Available data |

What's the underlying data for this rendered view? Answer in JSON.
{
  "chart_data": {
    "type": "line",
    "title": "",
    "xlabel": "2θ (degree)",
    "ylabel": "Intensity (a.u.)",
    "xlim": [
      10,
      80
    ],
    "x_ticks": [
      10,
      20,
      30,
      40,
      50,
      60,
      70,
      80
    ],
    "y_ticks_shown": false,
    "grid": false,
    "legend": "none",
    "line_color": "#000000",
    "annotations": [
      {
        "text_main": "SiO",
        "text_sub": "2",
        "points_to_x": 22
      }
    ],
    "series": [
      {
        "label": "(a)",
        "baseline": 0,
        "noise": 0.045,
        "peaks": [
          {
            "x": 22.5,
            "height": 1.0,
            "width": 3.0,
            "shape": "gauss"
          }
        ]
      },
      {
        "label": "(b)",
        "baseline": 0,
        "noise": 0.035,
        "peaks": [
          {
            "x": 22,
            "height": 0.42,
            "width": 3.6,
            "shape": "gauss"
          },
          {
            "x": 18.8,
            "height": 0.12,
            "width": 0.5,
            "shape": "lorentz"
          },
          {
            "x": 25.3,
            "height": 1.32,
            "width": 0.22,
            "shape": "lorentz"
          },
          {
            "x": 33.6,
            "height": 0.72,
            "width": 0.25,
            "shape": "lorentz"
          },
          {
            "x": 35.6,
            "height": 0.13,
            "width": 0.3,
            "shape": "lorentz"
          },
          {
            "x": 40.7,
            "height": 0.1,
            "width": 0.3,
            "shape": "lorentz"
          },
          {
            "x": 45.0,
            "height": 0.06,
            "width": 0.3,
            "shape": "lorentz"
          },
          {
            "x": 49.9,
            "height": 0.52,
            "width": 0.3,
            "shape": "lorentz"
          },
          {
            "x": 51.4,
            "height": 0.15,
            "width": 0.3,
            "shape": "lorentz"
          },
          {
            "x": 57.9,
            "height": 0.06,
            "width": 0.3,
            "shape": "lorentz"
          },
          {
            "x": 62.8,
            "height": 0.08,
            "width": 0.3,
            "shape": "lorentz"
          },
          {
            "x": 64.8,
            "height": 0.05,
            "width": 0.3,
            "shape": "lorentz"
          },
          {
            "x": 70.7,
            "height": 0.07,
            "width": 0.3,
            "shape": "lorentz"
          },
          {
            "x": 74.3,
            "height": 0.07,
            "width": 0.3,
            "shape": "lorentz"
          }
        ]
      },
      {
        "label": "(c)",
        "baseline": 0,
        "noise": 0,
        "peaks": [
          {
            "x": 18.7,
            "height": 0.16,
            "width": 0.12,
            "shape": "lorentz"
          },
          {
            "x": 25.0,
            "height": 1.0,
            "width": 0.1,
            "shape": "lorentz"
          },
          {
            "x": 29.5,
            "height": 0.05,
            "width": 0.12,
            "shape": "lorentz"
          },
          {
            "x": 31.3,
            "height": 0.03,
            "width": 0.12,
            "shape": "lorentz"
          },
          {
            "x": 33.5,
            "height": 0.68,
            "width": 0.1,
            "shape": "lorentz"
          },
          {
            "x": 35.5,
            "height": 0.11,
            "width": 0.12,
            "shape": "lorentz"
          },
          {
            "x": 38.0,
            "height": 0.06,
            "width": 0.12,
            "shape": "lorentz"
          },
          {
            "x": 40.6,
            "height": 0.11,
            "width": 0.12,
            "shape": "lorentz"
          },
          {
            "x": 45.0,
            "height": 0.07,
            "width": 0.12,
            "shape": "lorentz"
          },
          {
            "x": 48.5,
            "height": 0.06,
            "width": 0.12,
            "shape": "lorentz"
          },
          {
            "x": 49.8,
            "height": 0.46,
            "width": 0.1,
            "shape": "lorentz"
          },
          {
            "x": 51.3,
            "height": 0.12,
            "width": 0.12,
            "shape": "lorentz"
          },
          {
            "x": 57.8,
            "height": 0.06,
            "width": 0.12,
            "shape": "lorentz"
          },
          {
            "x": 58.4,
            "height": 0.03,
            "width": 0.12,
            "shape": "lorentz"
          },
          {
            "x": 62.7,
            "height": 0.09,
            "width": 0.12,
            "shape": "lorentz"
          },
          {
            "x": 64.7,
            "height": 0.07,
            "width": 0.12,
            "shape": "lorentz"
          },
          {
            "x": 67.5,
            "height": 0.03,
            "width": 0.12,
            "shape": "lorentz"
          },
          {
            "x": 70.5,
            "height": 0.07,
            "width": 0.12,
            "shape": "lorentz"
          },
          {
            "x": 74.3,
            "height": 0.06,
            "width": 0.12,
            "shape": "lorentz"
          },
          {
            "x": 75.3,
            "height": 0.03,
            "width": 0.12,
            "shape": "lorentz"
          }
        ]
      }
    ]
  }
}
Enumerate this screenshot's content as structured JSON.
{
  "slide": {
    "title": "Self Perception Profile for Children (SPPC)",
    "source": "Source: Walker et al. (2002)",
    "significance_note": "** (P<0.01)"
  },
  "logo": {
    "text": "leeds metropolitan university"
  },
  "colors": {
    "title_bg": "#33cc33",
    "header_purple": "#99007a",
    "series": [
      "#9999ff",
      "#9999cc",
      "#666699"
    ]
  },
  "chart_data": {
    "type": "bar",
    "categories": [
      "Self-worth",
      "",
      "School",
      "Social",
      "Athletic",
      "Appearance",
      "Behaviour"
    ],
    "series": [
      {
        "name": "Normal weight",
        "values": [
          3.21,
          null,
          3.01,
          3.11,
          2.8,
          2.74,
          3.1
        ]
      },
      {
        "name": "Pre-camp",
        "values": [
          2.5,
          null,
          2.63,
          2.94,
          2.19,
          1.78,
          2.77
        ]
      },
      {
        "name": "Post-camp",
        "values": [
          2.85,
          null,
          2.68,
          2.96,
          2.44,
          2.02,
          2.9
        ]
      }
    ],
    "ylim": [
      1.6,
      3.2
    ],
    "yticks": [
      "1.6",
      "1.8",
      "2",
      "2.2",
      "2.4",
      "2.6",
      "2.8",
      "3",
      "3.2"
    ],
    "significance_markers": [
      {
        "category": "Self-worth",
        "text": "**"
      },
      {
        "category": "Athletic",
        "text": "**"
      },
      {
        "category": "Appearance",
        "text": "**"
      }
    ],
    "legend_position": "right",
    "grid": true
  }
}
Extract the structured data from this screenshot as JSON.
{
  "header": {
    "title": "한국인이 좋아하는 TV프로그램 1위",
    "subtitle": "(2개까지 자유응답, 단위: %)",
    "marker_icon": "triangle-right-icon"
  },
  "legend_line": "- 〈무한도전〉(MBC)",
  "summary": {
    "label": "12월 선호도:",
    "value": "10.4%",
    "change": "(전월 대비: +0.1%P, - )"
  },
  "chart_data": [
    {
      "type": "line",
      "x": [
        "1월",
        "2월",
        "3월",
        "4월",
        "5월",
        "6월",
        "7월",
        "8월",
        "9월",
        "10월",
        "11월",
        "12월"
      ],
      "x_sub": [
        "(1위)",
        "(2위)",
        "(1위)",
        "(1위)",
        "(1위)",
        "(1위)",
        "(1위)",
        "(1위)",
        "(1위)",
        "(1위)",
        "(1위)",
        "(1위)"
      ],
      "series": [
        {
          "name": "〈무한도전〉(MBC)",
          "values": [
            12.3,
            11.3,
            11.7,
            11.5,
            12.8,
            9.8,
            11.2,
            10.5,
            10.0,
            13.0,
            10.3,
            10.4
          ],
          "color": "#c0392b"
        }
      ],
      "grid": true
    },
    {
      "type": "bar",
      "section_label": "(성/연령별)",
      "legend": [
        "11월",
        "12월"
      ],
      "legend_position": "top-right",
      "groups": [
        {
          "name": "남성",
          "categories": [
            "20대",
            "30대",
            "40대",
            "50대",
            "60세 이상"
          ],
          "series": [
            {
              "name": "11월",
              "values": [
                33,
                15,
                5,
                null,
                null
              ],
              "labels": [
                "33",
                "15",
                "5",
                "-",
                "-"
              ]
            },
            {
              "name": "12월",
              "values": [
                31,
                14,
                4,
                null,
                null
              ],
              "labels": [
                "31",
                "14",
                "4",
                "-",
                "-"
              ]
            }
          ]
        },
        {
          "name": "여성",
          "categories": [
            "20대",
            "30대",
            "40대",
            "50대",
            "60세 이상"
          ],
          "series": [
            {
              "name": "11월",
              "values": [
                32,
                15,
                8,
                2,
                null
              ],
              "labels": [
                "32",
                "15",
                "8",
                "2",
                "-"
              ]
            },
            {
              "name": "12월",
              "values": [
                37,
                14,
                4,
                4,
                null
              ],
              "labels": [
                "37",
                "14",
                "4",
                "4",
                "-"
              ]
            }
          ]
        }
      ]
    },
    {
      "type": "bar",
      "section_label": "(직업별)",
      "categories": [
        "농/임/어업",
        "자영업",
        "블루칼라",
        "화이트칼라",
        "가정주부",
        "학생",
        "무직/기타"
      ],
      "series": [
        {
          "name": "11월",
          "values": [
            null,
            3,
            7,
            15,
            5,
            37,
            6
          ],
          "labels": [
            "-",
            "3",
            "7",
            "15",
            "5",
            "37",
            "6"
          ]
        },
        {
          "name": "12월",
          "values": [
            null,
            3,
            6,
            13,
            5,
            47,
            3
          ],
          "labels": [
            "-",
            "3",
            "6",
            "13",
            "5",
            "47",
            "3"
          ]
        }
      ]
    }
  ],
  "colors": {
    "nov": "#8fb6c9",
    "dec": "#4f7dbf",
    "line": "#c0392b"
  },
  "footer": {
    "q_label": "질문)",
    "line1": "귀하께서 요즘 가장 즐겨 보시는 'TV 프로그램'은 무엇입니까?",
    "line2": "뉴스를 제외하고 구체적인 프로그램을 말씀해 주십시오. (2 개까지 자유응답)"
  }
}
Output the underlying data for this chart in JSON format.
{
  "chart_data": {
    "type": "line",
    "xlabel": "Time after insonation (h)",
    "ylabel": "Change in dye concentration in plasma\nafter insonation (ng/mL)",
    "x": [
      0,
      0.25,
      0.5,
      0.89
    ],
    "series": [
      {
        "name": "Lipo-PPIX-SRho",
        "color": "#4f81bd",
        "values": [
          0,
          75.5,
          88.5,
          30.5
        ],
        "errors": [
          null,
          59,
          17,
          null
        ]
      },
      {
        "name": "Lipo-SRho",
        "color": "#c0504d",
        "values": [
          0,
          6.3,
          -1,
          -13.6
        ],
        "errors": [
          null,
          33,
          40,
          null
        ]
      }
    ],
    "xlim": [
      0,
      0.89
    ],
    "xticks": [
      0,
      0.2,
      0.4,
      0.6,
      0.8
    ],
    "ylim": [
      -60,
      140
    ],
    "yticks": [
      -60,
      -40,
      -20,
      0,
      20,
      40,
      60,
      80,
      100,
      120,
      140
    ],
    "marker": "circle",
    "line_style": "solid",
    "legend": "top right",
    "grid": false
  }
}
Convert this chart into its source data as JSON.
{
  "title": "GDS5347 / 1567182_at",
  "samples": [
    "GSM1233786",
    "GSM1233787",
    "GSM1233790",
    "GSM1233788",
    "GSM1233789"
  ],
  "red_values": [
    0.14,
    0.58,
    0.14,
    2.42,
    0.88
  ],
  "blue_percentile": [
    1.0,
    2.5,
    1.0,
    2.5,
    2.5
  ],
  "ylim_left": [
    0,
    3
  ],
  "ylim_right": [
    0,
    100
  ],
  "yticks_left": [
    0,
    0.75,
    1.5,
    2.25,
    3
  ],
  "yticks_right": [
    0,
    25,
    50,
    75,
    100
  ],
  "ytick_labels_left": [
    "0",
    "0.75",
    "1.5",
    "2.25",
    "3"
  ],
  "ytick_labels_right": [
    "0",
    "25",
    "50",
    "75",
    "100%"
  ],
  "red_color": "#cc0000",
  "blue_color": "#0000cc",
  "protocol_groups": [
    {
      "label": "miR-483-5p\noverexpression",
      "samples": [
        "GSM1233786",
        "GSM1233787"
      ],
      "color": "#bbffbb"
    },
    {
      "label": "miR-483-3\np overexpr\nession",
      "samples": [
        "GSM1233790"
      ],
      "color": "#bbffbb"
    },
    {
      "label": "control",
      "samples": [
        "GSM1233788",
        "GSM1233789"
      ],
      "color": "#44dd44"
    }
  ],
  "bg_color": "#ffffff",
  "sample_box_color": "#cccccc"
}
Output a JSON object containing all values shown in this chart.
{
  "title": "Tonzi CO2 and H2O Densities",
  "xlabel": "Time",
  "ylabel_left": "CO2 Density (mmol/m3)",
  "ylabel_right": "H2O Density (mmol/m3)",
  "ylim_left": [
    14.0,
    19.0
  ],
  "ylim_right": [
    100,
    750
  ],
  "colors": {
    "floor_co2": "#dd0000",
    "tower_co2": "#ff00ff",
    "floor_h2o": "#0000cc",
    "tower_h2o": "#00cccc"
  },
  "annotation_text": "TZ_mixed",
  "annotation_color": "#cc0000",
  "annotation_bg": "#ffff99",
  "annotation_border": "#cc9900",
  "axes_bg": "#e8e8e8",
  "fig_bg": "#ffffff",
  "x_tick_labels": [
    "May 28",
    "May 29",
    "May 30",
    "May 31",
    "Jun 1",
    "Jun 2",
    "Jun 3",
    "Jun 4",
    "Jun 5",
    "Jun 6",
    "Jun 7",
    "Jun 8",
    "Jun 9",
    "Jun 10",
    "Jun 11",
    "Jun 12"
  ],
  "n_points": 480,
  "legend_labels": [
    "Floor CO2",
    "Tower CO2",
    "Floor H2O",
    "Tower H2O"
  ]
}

Short exercise | Check each line above for the word "screenshot", and copy the lines where it appears.

Worked answer |
Enumerate this screenshot's content as structured JSON.
Extract the structured data from this screenshot as JSON.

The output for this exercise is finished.